TASK GOAL:
The listing below is the input. Say how many of its lines contain "this", giving the number alone.

Records contained in a dataset:
☆ ☆ ☆

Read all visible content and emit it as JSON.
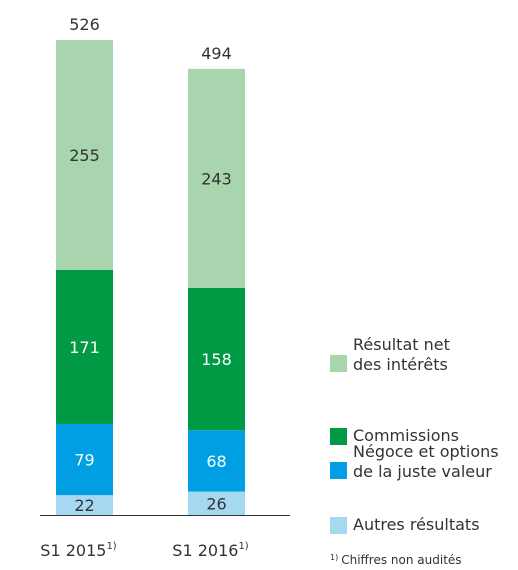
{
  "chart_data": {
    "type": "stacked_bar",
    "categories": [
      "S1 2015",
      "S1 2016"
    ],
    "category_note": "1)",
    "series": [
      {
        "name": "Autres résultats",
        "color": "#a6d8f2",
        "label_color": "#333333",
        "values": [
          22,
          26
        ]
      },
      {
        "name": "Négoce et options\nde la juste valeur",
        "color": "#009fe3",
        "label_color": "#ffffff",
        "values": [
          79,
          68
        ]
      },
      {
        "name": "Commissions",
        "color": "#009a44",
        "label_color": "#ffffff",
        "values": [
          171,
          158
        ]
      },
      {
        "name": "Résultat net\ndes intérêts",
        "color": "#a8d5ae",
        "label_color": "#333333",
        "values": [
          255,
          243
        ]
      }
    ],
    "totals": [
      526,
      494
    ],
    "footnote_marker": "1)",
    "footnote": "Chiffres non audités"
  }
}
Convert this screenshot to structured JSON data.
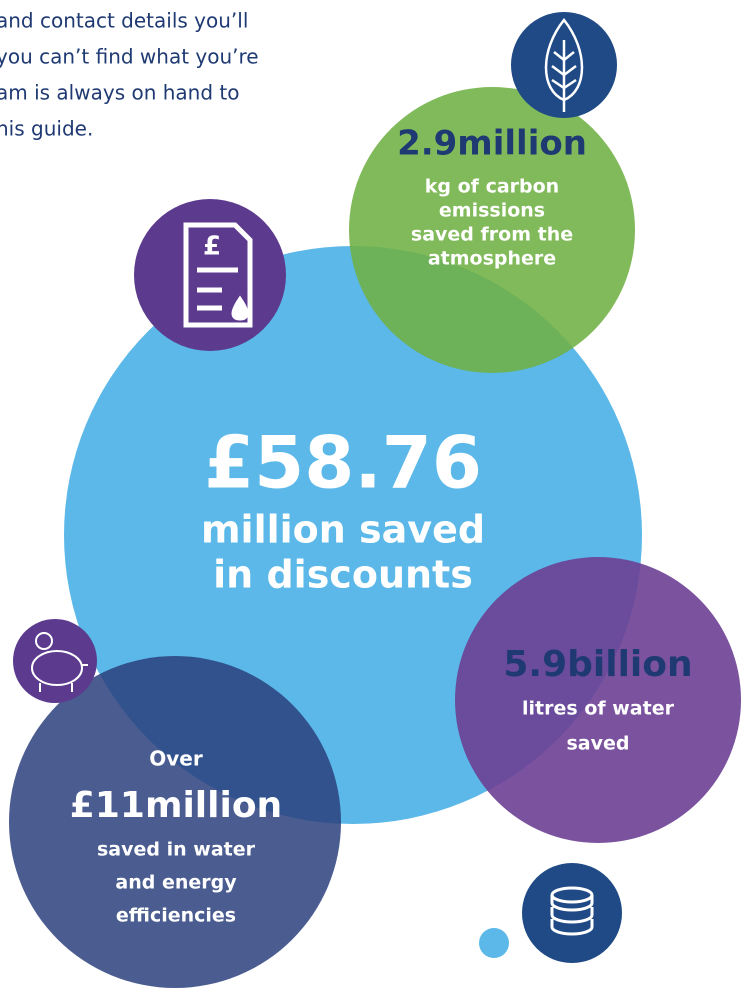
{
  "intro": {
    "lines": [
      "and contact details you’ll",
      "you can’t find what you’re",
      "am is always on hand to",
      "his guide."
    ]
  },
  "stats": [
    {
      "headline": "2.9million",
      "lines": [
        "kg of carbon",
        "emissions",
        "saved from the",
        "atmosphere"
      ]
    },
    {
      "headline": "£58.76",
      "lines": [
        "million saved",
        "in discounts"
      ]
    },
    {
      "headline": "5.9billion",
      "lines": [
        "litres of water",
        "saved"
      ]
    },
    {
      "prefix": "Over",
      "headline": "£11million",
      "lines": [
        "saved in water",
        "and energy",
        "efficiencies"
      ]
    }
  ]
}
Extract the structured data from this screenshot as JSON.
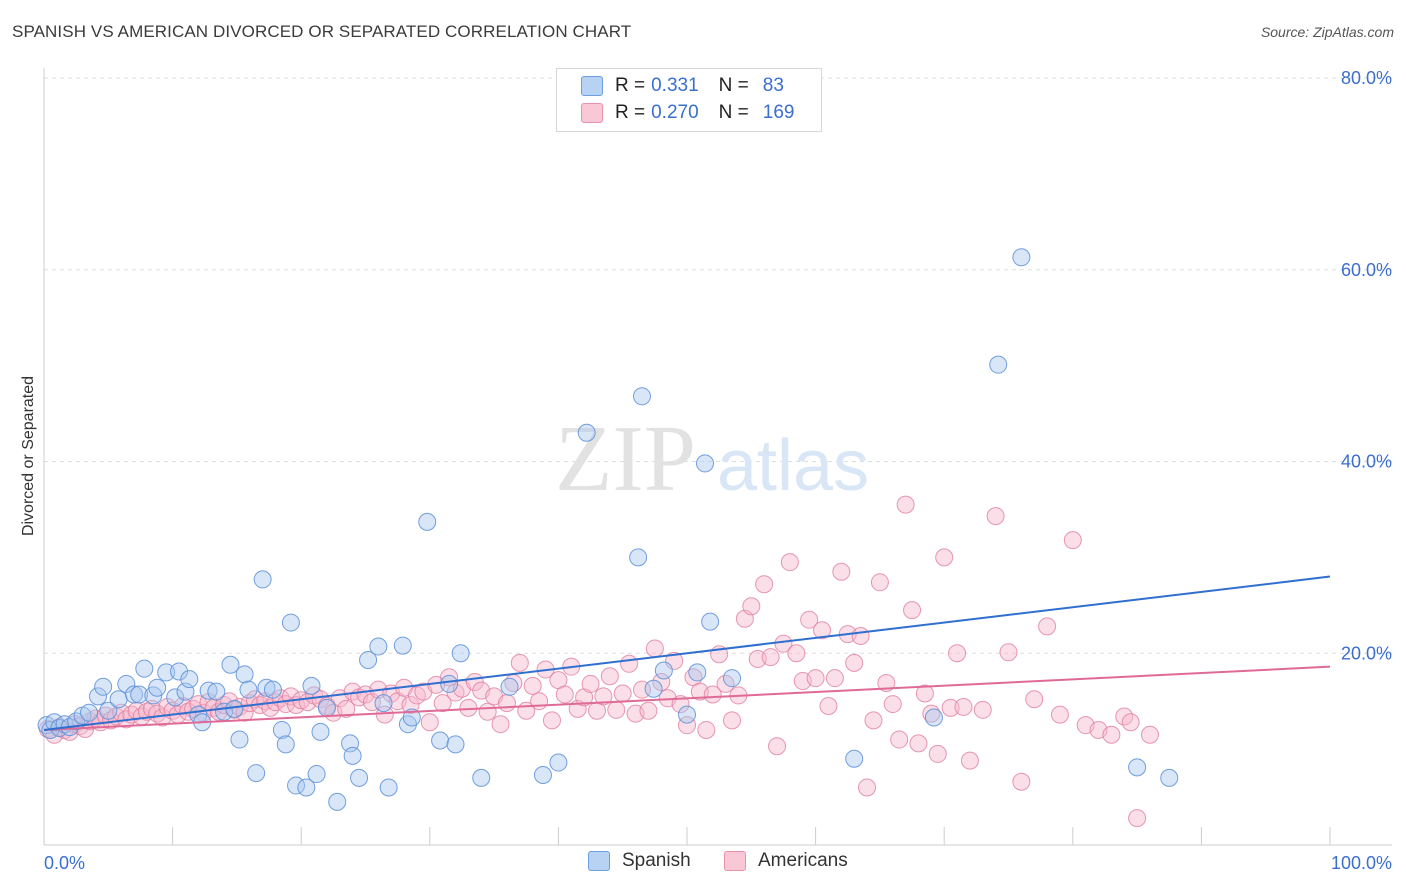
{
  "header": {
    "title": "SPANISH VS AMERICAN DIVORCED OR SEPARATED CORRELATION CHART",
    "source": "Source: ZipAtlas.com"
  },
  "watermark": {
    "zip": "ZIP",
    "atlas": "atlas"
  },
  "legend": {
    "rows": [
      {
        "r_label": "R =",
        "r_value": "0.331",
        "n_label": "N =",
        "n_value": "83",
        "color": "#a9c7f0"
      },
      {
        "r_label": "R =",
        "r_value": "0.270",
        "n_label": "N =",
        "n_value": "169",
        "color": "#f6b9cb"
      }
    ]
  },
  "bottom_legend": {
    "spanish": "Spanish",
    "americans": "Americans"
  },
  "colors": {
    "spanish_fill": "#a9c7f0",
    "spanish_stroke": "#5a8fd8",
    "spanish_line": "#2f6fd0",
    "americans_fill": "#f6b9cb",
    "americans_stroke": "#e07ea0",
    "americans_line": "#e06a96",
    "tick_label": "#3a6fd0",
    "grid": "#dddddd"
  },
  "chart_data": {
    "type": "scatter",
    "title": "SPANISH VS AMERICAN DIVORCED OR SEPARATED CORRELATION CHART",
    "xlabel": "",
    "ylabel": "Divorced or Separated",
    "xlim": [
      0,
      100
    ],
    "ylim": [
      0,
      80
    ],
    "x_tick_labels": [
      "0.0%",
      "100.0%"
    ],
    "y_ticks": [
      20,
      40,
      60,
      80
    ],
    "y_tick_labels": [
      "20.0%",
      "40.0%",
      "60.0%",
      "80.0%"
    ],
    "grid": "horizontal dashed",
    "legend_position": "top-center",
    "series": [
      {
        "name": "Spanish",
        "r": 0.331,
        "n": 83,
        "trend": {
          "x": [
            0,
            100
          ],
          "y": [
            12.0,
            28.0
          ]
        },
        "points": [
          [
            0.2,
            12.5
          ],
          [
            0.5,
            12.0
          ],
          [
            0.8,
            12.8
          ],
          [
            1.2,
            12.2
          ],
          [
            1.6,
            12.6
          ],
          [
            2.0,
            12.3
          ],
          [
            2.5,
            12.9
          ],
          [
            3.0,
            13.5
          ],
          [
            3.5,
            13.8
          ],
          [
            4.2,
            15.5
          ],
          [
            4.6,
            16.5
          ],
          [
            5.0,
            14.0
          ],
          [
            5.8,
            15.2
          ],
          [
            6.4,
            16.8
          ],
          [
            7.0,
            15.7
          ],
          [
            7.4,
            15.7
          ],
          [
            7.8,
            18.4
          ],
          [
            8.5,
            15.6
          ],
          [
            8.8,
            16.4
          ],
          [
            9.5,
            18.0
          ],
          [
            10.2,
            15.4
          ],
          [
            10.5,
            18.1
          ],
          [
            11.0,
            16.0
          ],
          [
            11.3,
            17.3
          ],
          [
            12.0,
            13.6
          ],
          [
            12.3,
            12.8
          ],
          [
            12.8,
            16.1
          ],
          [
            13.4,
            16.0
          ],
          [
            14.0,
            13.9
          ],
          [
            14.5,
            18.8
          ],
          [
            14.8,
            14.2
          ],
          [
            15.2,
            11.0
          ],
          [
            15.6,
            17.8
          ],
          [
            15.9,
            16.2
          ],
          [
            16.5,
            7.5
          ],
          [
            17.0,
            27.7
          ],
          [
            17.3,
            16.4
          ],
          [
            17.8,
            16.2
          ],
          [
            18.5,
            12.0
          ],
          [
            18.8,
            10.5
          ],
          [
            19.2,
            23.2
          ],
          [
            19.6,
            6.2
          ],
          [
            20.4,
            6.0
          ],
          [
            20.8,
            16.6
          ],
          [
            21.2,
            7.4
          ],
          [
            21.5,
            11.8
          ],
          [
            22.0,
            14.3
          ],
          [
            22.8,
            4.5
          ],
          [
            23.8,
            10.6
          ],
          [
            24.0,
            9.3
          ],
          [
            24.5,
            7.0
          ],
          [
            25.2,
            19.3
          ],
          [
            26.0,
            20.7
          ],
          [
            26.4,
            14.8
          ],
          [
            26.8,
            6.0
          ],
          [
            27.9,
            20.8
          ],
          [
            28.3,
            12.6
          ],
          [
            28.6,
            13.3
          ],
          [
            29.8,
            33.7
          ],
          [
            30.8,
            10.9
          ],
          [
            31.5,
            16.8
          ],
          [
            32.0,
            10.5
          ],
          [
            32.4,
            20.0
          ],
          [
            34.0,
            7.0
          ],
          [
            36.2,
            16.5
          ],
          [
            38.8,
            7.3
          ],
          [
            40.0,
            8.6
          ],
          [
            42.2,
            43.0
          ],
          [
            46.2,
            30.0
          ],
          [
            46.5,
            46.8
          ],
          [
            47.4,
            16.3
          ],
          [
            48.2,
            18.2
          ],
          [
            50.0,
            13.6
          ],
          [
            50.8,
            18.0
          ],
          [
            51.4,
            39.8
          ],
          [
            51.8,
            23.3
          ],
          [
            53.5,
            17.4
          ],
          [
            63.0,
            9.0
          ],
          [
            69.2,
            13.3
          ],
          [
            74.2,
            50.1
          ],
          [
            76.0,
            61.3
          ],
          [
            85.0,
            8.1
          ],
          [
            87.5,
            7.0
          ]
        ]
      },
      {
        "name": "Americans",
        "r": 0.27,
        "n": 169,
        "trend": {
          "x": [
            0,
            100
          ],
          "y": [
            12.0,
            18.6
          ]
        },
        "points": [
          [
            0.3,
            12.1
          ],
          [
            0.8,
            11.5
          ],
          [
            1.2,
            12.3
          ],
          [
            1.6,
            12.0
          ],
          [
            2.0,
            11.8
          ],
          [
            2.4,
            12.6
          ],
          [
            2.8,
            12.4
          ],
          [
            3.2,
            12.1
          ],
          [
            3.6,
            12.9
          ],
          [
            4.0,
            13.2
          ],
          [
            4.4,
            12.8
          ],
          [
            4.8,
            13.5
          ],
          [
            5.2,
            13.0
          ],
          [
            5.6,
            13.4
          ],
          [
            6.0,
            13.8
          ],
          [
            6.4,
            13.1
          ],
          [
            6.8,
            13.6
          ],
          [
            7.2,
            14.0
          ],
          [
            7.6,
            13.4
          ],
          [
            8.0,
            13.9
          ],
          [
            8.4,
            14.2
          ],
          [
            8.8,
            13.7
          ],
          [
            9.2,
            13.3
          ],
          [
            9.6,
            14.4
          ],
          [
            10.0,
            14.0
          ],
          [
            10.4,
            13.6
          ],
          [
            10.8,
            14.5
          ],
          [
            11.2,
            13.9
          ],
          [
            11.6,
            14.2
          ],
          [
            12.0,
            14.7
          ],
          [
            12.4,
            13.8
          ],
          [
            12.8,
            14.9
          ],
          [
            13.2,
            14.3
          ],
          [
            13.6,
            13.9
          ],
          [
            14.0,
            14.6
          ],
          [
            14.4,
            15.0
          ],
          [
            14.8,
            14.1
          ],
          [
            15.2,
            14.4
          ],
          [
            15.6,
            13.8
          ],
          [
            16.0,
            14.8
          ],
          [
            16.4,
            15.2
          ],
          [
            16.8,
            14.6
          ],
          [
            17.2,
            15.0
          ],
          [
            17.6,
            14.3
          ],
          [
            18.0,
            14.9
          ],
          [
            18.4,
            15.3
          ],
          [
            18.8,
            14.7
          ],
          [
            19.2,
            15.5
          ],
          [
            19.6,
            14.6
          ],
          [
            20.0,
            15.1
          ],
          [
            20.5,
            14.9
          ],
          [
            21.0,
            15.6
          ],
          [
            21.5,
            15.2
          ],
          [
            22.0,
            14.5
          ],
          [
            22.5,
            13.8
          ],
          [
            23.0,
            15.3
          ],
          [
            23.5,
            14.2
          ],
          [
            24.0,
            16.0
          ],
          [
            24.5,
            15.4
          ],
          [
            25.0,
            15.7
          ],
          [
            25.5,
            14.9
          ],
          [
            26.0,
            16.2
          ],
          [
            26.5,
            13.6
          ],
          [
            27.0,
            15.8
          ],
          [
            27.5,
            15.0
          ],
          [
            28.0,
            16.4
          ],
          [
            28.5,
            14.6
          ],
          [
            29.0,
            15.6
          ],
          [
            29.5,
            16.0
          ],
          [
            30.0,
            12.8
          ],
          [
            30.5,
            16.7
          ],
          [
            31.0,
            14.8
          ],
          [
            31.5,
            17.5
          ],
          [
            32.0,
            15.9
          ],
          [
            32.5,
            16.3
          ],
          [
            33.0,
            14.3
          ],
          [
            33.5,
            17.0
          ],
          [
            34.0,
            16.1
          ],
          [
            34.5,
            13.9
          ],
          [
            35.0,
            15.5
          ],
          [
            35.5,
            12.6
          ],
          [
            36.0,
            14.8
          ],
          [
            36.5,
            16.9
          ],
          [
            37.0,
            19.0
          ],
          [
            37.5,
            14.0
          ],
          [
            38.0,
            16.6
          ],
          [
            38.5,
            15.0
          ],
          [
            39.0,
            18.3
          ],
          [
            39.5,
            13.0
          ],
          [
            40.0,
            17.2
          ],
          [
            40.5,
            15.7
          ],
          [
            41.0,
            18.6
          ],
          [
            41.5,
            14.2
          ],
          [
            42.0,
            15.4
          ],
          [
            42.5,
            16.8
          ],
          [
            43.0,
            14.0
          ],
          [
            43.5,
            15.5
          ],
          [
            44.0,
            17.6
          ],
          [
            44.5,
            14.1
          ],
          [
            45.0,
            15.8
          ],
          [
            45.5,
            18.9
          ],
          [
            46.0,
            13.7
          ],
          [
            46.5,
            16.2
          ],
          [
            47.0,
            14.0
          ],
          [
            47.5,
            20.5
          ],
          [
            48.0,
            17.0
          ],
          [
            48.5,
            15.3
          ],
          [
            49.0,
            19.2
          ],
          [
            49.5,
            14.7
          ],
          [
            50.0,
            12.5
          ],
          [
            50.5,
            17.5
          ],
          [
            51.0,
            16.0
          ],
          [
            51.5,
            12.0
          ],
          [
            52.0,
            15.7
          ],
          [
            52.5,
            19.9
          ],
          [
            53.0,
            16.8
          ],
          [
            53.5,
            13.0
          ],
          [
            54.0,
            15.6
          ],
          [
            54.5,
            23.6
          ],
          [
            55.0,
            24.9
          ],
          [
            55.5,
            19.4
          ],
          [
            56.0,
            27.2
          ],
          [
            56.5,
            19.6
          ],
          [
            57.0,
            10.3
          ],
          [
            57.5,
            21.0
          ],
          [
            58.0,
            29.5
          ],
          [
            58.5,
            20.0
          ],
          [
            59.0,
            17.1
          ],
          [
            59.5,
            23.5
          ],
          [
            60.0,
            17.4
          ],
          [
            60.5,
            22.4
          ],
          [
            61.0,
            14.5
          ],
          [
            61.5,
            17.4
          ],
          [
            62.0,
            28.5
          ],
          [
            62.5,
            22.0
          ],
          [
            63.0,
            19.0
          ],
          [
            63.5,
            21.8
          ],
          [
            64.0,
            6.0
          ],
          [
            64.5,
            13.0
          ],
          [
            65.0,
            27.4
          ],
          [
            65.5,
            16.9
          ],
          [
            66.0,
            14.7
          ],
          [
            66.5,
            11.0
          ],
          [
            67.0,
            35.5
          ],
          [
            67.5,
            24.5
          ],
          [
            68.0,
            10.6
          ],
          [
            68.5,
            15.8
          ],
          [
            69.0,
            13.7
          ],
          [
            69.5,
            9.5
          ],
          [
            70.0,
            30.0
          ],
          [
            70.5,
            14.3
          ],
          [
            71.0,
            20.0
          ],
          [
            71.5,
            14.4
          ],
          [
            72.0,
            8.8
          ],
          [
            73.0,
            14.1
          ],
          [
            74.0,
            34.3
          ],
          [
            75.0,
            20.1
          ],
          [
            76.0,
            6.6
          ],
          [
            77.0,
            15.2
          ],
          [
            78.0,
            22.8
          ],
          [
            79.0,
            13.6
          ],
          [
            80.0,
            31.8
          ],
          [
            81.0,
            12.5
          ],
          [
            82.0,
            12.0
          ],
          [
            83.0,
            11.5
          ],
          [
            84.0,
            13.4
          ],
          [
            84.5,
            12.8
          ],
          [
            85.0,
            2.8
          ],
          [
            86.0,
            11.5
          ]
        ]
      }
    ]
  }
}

☆ ☆ ☆

REPLY:
2